____ Provided material
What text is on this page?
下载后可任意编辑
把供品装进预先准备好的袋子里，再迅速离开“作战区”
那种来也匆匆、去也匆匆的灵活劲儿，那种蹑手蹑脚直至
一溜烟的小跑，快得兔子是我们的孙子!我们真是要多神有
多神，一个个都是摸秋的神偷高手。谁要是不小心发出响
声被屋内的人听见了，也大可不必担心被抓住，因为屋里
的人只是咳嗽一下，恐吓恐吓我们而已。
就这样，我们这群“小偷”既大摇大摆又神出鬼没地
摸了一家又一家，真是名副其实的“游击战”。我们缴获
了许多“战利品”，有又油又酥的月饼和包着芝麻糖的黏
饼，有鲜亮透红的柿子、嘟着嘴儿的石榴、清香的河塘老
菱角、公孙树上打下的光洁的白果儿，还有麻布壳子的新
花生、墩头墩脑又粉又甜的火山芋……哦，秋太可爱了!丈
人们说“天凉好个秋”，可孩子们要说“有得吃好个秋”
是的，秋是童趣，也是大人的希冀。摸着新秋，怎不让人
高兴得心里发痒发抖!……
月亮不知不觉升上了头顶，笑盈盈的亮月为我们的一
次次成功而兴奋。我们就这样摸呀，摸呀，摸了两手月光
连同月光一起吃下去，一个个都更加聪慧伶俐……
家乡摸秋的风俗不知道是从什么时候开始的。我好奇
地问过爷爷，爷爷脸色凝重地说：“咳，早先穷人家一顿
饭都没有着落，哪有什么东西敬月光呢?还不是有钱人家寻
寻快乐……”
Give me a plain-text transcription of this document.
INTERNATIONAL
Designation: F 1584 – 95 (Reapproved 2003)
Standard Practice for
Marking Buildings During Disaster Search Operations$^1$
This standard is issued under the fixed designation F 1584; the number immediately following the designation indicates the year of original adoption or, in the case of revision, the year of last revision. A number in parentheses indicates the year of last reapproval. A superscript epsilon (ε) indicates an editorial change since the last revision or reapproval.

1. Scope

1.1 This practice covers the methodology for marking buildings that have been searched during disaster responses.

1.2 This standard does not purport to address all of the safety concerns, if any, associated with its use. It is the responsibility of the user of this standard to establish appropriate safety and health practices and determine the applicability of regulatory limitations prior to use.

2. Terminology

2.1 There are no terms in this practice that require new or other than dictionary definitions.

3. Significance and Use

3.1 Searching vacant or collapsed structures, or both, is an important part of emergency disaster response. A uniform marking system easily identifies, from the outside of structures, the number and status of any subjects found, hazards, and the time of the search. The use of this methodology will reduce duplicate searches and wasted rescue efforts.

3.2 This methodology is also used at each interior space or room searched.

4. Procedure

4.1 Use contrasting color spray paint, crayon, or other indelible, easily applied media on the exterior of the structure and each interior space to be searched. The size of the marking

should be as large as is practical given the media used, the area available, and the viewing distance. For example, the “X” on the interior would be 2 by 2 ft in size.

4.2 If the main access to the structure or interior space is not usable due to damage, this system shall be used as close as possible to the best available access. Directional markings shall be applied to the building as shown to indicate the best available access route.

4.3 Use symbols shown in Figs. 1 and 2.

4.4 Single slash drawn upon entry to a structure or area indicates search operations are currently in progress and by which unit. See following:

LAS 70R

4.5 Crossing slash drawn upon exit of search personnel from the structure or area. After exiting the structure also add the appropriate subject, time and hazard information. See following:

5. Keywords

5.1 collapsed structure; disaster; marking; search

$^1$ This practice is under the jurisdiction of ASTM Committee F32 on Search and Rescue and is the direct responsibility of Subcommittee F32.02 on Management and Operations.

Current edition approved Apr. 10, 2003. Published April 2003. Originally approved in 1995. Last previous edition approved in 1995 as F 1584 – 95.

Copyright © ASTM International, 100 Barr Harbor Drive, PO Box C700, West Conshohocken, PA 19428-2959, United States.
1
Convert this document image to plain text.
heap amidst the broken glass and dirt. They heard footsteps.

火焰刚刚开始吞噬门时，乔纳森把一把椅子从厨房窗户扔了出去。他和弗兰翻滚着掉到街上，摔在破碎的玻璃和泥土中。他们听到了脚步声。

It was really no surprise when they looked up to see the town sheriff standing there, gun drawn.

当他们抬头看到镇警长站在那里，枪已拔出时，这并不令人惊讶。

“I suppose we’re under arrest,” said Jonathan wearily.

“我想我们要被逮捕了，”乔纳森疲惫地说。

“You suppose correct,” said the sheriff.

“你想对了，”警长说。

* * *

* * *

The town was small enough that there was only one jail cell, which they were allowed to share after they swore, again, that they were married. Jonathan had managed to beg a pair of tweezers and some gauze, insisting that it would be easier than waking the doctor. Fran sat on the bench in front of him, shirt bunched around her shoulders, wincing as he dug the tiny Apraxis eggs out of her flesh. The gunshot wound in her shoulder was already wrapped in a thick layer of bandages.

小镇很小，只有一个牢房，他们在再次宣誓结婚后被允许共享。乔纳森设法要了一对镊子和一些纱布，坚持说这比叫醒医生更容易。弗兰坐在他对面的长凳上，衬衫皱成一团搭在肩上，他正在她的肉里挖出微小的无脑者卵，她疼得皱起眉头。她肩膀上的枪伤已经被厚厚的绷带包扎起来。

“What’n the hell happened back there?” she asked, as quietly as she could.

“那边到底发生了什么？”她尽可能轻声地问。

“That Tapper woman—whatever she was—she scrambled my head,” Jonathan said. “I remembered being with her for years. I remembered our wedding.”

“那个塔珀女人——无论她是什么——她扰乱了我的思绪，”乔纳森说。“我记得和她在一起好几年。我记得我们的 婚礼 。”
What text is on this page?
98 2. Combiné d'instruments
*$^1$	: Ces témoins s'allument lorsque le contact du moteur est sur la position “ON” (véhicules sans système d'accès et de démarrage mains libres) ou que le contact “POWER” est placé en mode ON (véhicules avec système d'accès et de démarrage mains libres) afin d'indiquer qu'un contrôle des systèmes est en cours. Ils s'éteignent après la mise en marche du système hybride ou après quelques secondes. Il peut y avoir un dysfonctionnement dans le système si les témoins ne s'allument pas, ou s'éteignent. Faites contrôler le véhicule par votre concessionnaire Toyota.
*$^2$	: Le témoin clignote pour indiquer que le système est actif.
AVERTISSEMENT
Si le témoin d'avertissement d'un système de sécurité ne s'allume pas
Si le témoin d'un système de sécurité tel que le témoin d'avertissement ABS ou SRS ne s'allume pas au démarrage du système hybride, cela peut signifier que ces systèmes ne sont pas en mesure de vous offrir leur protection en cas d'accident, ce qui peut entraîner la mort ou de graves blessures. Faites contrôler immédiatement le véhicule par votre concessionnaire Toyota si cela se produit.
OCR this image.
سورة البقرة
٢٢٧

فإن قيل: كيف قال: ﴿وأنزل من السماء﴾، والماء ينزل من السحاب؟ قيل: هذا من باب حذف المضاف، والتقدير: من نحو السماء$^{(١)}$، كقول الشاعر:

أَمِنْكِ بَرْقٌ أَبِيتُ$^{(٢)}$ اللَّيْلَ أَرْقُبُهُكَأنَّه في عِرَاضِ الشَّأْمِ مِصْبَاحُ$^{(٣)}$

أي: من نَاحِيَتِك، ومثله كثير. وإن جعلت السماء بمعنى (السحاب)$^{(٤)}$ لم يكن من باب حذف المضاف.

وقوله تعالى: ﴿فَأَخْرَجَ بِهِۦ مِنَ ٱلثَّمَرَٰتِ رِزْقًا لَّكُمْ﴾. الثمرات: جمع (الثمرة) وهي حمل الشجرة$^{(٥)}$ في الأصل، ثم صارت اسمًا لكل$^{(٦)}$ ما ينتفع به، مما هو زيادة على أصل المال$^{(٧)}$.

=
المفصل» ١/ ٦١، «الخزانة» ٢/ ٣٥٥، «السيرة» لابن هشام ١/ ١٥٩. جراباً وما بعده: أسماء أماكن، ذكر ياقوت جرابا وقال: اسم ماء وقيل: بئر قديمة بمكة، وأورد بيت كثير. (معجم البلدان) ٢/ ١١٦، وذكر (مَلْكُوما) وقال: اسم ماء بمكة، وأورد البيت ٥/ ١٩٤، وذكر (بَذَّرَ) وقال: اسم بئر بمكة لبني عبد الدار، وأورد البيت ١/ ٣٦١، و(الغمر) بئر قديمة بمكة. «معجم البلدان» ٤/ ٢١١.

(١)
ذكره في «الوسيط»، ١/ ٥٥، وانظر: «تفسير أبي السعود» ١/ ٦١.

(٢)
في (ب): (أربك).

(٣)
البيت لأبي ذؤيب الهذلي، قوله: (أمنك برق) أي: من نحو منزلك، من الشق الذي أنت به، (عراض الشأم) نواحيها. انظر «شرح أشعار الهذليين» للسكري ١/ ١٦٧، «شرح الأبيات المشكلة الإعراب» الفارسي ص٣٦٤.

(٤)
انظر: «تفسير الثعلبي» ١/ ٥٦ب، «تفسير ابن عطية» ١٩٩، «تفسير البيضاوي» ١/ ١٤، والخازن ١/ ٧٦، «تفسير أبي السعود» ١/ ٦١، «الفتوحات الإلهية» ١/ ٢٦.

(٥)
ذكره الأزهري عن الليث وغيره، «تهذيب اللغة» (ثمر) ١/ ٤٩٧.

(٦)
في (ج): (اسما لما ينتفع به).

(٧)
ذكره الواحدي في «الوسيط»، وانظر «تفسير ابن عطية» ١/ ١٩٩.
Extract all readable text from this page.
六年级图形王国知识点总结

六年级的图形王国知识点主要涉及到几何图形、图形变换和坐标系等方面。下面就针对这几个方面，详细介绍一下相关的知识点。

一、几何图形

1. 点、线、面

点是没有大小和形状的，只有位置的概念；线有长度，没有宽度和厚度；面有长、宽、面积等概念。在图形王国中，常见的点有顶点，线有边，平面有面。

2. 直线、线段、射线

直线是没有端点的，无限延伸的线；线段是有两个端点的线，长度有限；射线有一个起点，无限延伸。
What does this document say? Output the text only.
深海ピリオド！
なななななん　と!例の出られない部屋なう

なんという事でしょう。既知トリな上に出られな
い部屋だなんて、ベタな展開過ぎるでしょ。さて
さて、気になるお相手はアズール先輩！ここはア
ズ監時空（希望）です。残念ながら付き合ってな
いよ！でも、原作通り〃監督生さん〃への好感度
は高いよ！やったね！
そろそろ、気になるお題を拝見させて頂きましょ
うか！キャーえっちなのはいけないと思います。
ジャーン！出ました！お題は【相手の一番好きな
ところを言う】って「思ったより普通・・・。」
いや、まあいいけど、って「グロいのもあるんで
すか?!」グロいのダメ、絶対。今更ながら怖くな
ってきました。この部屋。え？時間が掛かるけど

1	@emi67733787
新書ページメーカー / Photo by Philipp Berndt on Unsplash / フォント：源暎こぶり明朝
________
* Objective: Filter the data, keeping only the lines that contain "السحاب".

* Answer for this exercise:
فإن قيل: كيف قال: ﴿وأنزل من السماء﴾، والماء ينزل من السحاب؟ قيل: هذا من باب حذف المضاف، والتقدير: من نحو السماء$^{(١)}$، كقول الشاعر:
أي: من نَاحِيَتِك، ومثله كثير. وإن جعلت السماء بمعنى (السحاب)$^{(٤)}$ لم يكن من باب حذف المضاف.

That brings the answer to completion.